EXERCISE OBJECTIVE: Can you arrange the entries from the line with "x-tick-label: 32: [525, 344, 533, 351]" to the line with "logo-line-2: Digital: [24, 49, 127, 90]" as a Markdown table with the columns Row and Line, numbering each row and skipping blank lines?
----------
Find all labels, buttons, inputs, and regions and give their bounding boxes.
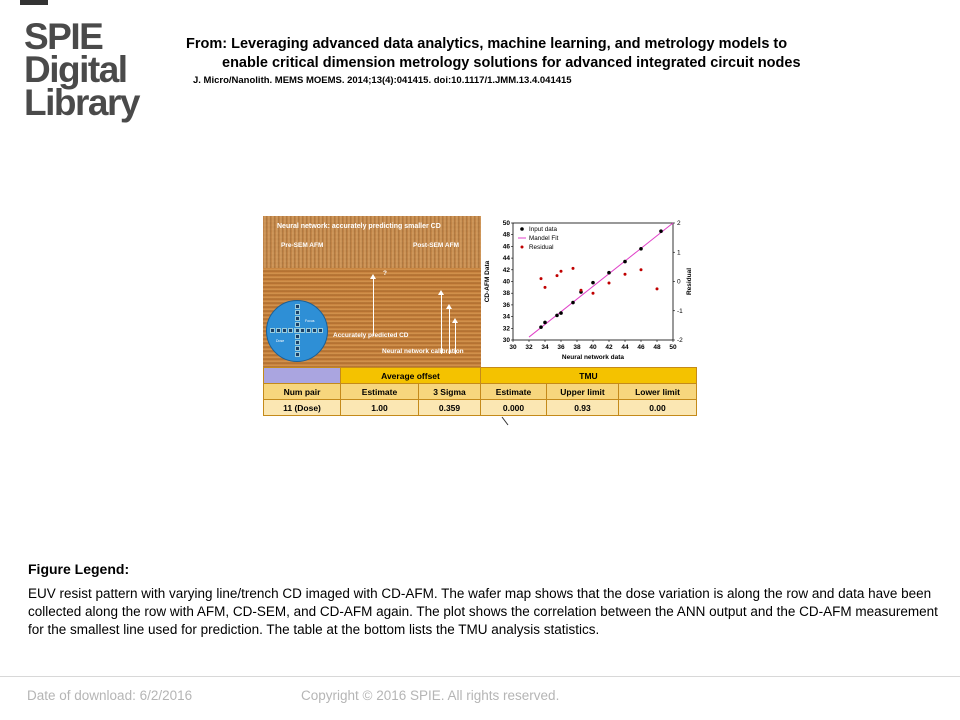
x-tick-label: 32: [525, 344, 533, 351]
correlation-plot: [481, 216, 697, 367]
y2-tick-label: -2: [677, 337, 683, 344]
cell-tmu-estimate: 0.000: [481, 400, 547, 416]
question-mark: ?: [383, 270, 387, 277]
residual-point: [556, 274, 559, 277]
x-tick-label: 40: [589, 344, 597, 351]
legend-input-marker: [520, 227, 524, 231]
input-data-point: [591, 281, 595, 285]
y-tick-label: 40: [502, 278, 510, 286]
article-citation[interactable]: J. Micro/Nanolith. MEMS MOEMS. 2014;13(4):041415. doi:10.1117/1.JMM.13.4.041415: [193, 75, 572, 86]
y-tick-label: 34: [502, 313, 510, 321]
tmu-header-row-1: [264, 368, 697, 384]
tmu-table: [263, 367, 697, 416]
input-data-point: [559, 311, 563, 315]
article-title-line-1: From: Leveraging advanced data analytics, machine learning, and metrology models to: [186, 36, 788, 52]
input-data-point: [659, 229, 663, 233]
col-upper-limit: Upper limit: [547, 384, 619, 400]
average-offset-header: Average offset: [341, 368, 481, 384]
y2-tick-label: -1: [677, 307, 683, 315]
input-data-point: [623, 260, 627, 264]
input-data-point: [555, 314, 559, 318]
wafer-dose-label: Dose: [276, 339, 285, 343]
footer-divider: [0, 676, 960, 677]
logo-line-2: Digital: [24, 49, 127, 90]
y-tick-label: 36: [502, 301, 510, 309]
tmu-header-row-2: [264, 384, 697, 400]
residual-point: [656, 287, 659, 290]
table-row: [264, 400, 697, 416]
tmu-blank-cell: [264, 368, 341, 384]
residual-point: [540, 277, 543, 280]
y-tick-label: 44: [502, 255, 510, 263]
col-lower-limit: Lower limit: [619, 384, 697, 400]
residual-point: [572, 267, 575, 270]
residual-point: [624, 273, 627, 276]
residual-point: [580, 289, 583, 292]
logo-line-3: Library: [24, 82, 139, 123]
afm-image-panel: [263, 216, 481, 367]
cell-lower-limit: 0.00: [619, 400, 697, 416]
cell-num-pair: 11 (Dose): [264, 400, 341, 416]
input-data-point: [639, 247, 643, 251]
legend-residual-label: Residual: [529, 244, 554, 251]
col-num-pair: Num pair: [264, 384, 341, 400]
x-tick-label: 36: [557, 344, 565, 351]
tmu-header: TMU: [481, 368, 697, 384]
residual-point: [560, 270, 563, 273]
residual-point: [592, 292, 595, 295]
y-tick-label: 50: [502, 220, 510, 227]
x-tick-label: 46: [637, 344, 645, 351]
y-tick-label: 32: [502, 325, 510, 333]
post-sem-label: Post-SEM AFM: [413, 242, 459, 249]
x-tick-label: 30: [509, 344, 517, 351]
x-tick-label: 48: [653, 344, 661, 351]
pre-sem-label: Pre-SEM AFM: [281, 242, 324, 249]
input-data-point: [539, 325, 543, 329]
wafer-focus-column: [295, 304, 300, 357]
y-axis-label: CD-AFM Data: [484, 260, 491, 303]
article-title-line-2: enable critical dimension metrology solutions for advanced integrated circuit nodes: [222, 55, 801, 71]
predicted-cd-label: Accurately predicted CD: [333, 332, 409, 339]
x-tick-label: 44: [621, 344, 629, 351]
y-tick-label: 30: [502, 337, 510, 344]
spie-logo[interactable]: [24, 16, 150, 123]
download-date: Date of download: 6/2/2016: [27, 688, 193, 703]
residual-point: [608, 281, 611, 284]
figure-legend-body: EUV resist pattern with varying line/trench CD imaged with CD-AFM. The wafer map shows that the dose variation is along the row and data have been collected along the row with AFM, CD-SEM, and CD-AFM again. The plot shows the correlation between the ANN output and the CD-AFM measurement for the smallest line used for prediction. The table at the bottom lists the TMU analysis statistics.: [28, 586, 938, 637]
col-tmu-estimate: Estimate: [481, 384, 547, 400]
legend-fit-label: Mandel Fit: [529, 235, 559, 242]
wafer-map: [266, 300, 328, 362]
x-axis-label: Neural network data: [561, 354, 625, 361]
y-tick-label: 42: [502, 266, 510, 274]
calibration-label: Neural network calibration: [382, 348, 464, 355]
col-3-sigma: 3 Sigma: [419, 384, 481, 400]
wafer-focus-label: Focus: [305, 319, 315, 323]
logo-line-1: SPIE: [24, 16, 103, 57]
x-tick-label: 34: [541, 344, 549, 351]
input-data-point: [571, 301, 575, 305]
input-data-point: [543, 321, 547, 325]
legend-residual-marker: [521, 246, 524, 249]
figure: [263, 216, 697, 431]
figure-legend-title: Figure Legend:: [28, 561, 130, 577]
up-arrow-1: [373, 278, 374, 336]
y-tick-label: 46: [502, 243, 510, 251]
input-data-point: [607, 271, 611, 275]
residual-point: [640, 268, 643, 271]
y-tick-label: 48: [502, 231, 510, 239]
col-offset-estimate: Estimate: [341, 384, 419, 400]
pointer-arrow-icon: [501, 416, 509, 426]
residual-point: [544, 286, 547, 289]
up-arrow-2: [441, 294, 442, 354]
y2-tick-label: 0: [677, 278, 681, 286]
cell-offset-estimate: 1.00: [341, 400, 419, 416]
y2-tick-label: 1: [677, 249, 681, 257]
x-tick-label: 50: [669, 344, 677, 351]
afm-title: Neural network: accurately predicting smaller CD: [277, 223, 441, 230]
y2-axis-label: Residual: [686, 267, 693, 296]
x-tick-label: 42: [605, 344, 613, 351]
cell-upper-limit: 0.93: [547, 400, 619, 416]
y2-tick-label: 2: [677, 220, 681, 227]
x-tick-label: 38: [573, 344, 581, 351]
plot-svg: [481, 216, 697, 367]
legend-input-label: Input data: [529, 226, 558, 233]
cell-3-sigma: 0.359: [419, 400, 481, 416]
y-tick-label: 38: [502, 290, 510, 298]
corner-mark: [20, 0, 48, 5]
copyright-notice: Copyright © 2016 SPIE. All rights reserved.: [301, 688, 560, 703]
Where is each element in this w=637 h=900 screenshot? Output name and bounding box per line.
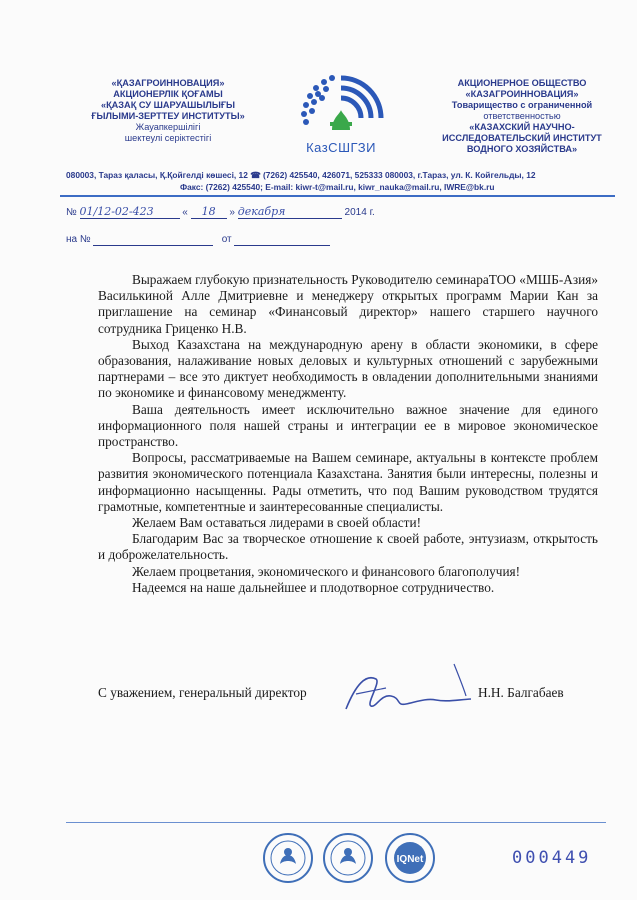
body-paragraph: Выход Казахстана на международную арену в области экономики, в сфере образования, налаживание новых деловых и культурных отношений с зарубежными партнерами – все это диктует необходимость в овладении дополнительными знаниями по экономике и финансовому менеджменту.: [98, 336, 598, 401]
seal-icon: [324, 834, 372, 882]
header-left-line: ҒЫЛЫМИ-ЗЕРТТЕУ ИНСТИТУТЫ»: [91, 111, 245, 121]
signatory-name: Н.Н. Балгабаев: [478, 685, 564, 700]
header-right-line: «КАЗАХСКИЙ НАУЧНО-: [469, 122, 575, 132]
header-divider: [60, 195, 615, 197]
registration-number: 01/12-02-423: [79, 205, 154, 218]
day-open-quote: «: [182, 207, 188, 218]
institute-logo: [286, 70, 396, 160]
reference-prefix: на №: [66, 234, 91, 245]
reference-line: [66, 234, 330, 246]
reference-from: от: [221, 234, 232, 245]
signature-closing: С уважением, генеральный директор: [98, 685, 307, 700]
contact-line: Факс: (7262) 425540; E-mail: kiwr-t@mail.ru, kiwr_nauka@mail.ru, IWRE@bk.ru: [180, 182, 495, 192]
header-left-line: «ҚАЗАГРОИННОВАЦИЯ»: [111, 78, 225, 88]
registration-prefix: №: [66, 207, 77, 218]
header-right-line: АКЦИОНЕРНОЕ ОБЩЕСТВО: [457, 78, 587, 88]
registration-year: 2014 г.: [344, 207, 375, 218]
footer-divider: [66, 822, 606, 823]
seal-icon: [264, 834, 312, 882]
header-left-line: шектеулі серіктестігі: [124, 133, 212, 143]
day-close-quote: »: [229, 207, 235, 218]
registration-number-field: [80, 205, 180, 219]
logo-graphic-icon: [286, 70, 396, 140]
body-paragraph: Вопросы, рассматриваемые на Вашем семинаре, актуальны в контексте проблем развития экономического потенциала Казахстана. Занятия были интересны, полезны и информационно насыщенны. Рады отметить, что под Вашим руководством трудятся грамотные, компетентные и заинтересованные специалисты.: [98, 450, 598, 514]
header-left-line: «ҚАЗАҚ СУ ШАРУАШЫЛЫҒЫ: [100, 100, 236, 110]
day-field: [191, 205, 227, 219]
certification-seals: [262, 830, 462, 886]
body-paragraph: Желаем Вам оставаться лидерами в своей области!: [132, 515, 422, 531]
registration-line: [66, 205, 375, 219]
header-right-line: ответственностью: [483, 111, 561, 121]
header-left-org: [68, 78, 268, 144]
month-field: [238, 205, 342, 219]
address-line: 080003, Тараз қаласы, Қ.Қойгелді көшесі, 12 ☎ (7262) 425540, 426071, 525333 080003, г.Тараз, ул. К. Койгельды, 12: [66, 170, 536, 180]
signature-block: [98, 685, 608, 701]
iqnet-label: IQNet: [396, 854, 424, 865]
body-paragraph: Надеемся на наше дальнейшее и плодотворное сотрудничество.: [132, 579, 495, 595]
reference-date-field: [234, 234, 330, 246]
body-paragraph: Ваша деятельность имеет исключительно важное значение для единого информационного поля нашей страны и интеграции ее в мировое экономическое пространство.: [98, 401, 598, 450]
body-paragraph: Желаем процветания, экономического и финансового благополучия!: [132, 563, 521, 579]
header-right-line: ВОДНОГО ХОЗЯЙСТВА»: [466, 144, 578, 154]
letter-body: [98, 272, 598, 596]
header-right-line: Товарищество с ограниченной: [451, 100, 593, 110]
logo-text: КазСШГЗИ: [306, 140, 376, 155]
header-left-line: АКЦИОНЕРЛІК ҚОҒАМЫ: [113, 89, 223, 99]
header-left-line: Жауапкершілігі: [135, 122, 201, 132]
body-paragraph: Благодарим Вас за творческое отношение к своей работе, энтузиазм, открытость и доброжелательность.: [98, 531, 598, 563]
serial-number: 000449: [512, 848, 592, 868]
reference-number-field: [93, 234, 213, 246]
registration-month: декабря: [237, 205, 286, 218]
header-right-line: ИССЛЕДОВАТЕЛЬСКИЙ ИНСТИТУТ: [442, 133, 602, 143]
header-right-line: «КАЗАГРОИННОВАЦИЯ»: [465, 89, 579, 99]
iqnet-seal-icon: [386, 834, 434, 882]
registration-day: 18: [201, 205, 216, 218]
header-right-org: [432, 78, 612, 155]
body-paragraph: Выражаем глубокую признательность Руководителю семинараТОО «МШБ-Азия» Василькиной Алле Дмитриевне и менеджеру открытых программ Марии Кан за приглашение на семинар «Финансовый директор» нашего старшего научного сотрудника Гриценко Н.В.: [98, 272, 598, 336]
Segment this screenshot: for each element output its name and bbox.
----------
RESULT OF THIS EXERCISE:
| Row | Line |
|---|---|
| 1 | x-tick-label: 32: [525, 344, 533, 351] |
| 2 | correlation-plot: [481, 216, 697, 367] |
| 3 | y2-tick-label: -2: [677, 337, 683, 344] |
| 4 | cell-tmu-estimate: 0.000: [481, 400, 547, 416] |
| 5 | question-mark: ?: [383, 270, 387, 277] |
| 6 | residual-point: [556, 274, 559, 277] |
| 7 | x-tick-label: 40: [589, 344, 597, 351] |
| 8 | legend-input-marker: [520, 227, 524, 231] |
| 9 | input-data-point: [591, 281, 595, 285] |
| 10 | y-tick-label: 40: [502, 278, 510, 286] |
| 11 | article-citation[interactable]: J. Micro/Nanolith. MEMS MOEMS. 2014;13(4):041415. doi:10.1117/1.JMM.13.4.041415: [193, 75, 572, 86] |
| 12 | y-tick-label: 34: [502, 313, 510, 321] |
| 13 | tmu-header-row-1: [264, 368, 697, 384] |
| 14 | tmu-table: [263, 367, 697, 416] |
| 15 | input-data-point: [559, 311, 563, 315] |
| 16 | article-title-line-1: From: Leveraging advanced data analytics, machine learning, and metrology models to: [186, 36, 788, 52] |
| 17 | input-data-point: [659, 229, 663, 233] |
| 18 | col-upper-limit: Upper limit: [547, 384, 619, 400] |
| 19 | average-offset-header: Average offset: [341, 368, 481, 384] |
| 20 | y2-tick-label: -1: [677, 307, 683, 315] |
| 21 | input-data-point: [623, 260, 627, 264] |
| 22 | input-data-point: [555, 314, 559, 318] |
| 23 | wafer-dose-label: Dose: [276, 339, 285, 343] |
| 24 | footer-divider: [0, 676, 960, 677] |
| 25 | logo-line-2: Digital: [24, 49, 127, 90] |